[Stored items]
--- start ---

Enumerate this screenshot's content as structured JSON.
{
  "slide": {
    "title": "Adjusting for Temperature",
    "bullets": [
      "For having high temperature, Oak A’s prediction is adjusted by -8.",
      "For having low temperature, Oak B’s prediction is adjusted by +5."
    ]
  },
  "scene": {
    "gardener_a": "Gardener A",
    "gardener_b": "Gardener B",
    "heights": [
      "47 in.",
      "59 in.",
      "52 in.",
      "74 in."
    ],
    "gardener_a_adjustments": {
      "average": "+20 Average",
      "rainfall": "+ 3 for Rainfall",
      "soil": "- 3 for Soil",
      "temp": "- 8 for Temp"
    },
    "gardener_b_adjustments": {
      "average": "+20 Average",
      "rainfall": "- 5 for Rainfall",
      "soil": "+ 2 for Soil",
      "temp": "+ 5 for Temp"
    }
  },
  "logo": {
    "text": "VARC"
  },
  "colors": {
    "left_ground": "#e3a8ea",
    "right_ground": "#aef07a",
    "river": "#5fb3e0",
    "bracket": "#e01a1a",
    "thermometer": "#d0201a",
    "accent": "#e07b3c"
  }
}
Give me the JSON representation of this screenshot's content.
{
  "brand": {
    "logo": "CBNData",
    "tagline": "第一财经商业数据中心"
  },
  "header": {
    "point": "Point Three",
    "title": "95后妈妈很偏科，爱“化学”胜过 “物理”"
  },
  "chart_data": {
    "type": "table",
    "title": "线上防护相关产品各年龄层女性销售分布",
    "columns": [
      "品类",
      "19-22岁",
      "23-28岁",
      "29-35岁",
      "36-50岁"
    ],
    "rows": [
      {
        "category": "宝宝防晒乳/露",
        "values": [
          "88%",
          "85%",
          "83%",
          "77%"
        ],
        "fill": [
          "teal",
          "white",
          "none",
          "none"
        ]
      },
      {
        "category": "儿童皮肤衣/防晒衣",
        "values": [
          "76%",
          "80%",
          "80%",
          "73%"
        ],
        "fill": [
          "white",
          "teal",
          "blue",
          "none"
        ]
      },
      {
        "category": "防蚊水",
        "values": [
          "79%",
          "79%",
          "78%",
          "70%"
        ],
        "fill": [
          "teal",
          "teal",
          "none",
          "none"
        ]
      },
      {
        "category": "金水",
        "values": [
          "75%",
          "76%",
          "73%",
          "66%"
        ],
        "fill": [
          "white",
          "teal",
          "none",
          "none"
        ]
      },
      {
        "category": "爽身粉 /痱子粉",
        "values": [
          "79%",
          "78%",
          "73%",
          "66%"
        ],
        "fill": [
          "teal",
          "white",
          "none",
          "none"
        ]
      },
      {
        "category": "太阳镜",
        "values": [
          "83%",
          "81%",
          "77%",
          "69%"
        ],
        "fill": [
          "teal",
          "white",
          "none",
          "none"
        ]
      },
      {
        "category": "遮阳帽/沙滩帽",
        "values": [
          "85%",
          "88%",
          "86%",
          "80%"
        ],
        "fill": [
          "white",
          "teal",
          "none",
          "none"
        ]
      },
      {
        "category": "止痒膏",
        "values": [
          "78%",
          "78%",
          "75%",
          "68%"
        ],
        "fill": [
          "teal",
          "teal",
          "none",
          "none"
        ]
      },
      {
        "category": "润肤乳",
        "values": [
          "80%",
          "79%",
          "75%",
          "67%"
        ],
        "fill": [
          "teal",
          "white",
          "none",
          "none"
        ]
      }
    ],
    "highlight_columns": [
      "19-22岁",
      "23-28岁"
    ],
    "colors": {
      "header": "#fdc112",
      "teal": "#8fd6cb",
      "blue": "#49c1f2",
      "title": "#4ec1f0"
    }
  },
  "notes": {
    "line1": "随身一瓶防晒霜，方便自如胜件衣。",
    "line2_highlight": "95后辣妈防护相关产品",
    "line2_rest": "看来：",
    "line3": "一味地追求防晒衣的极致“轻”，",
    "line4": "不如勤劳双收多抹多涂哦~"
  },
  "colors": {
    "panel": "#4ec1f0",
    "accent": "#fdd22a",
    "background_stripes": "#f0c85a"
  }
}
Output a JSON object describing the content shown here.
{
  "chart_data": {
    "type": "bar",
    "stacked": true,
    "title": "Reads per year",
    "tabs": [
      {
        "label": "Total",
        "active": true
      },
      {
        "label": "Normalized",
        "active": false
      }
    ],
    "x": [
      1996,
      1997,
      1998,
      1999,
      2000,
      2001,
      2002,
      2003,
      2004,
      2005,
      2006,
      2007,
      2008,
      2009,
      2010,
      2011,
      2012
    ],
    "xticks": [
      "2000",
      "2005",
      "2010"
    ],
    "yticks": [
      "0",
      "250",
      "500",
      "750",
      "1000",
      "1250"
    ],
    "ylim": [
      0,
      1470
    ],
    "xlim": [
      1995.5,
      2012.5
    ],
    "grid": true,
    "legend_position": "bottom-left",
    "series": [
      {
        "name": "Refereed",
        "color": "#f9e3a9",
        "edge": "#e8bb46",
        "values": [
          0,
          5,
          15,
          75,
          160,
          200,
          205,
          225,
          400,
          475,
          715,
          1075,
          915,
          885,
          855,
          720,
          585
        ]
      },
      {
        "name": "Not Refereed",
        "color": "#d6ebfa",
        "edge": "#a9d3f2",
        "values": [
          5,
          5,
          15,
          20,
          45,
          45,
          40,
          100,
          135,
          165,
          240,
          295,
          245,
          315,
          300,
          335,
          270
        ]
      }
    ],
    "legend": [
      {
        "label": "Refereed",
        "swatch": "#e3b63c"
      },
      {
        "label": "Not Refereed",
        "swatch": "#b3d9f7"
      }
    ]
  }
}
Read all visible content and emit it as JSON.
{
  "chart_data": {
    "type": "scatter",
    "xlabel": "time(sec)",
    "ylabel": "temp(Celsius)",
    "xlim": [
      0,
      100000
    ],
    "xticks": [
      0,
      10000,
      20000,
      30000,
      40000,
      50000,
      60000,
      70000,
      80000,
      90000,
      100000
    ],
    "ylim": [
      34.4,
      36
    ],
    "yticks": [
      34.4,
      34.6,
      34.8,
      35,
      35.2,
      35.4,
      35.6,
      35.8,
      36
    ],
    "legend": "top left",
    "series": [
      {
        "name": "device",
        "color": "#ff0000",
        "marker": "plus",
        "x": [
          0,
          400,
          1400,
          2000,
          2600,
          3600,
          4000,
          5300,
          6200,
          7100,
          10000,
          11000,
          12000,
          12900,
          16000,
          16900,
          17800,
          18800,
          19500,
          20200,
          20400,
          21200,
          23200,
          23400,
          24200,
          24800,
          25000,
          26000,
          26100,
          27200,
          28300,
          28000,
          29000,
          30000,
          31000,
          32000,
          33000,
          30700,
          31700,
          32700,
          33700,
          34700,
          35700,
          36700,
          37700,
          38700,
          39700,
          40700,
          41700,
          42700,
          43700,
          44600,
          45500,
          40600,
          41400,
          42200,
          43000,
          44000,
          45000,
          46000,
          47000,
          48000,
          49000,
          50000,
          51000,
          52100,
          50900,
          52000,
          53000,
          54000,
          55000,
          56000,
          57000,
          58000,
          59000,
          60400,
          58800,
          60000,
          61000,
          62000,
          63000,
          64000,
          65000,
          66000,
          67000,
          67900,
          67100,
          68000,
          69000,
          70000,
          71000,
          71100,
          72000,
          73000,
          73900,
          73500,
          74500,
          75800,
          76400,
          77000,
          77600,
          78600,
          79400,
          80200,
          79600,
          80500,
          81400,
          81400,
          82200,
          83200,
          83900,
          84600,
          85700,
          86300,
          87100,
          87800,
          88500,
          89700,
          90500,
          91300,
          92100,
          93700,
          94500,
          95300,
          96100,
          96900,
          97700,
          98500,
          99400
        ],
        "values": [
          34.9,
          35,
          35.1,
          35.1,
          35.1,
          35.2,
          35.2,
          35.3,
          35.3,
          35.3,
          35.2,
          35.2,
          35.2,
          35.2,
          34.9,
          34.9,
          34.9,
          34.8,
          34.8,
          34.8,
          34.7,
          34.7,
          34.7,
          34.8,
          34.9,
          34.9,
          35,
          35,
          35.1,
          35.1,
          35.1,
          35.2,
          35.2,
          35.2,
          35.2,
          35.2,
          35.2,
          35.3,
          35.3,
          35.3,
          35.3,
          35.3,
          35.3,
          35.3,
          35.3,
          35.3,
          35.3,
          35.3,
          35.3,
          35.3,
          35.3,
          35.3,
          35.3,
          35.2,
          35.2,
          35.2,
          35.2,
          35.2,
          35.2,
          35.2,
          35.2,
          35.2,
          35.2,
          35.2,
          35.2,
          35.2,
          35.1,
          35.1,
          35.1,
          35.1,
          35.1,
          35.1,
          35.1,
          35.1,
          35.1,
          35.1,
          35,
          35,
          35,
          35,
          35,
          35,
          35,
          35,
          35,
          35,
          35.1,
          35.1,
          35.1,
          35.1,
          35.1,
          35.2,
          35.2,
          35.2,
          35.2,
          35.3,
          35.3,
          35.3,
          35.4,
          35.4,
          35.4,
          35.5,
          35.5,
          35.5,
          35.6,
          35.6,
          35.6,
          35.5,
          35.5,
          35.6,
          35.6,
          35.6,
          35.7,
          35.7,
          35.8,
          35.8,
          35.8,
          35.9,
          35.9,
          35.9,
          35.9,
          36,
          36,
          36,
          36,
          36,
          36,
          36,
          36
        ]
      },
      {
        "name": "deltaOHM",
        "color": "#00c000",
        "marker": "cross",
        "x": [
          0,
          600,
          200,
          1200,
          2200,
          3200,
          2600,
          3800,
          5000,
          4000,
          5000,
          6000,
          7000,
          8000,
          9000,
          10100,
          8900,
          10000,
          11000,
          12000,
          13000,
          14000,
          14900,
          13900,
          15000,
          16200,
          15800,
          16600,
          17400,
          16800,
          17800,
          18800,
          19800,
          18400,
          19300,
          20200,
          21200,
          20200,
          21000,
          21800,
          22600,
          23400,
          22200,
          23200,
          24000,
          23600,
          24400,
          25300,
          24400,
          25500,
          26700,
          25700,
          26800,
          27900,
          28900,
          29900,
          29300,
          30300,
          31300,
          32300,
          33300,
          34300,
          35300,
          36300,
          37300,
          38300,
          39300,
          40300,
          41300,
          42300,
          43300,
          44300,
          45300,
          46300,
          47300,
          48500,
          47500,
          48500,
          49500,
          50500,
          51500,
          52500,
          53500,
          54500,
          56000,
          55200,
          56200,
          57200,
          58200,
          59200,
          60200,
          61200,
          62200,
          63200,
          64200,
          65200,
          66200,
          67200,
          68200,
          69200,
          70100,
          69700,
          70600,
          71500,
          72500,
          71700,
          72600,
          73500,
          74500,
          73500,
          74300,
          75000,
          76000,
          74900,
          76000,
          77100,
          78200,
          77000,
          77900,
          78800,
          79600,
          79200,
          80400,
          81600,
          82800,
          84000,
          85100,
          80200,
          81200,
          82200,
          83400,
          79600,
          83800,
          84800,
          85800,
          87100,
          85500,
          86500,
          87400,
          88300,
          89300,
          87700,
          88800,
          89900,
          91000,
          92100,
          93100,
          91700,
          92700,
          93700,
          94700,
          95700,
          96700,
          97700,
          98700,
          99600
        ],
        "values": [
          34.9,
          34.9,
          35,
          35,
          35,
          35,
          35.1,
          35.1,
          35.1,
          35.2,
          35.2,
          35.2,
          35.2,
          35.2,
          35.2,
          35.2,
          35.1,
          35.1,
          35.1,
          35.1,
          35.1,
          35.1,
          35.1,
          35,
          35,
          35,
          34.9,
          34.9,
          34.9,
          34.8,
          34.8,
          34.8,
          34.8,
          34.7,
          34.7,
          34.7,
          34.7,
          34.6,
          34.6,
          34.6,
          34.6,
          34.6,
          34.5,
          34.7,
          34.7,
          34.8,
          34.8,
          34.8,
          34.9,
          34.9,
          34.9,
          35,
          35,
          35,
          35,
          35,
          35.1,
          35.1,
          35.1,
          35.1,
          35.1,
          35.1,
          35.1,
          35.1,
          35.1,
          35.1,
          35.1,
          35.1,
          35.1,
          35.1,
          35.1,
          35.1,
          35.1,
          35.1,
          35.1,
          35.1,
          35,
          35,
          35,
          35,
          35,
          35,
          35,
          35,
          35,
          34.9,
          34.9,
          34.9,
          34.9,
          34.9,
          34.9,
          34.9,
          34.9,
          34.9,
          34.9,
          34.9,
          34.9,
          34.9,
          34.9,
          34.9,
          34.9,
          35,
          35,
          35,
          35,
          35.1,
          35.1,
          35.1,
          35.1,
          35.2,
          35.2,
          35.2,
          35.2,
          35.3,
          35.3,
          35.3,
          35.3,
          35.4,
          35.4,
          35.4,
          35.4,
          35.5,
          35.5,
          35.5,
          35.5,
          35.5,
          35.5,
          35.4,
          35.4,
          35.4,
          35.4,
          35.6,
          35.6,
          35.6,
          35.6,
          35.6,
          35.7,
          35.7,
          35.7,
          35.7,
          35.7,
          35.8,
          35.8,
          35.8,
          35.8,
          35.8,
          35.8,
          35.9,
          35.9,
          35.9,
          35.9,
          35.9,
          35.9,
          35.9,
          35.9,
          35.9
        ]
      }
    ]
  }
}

--- end ---

### WHAT THE TASK ASKS:
Within the listing above, find every line containing the string "prediction" and return it.

### OUTPUT FOR THIS TASK:
      "For having high temperature, Oak A’s prediction is adjusted by -8.",
      "For having low temperature, Oak B’s prediction is adjusted by +5."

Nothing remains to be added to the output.